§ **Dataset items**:
※

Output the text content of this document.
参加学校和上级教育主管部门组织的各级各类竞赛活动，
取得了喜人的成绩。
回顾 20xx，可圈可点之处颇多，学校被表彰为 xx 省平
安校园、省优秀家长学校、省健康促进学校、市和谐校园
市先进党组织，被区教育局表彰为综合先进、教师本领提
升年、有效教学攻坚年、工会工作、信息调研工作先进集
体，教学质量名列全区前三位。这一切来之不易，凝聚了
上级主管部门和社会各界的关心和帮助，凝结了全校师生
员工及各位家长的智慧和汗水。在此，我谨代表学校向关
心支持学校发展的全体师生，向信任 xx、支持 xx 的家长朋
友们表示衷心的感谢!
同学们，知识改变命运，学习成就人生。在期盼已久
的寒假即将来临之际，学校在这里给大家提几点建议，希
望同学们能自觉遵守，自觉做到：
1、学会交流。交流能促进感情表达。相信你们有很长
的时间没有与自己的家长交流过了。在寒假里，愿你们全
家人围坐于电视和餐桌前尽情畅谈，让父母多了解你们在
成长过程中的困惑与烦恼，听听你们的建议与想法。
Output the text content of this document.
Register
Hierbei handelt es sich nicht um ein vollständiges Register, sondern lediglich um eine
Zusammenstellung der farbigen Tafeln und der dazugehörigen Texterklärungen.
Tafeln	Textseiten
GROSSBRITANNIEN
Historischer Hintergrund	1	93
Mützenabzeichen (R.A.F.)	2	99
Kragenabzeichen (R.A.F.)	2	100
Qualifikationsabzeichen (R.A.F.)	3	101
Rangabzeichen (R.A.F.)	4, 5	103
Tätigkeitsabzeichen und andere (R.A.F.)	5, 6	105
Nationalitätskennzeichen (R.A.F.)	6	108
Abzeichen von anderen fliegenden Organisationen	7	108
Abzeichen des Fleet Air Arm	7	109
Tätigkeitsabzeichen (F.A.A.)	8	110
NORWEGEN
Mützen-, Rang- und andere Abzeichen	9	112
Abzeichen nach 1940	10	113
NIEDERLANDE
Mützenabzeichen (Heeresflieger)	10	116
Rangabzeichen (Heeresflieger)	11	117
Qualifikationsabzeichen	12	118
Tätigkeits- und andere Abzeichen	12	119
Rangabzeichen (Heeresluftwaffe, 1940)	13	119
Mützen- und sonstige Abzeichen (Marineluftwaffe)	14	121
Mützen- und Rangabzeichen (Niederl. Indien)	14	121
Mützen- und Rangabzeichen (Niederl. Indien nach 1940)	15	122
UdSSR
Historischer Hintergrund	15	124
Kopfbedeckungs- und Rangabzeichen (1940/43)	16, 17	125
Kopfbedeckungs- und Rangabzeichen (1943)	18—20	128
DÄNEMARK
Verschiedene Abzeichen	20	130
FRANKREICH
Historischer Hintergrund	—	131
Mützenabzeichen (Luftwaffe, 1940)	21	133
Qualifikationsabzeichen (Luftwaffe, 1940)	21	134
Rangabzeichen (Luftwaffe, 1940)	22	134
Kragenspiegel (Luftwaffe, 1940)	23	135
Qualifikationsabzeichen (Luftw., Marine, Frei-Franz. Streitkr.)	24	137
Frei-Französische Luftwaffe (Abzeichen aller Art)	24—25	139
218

※

§ **Exercise goal**:
Copy every line that contains the string "Heeresflieger".

§ **Written response**:
Mützenabzeichen (Heeresflieger)	10	116
Rangabzeichen (Heeresflieger)	11	117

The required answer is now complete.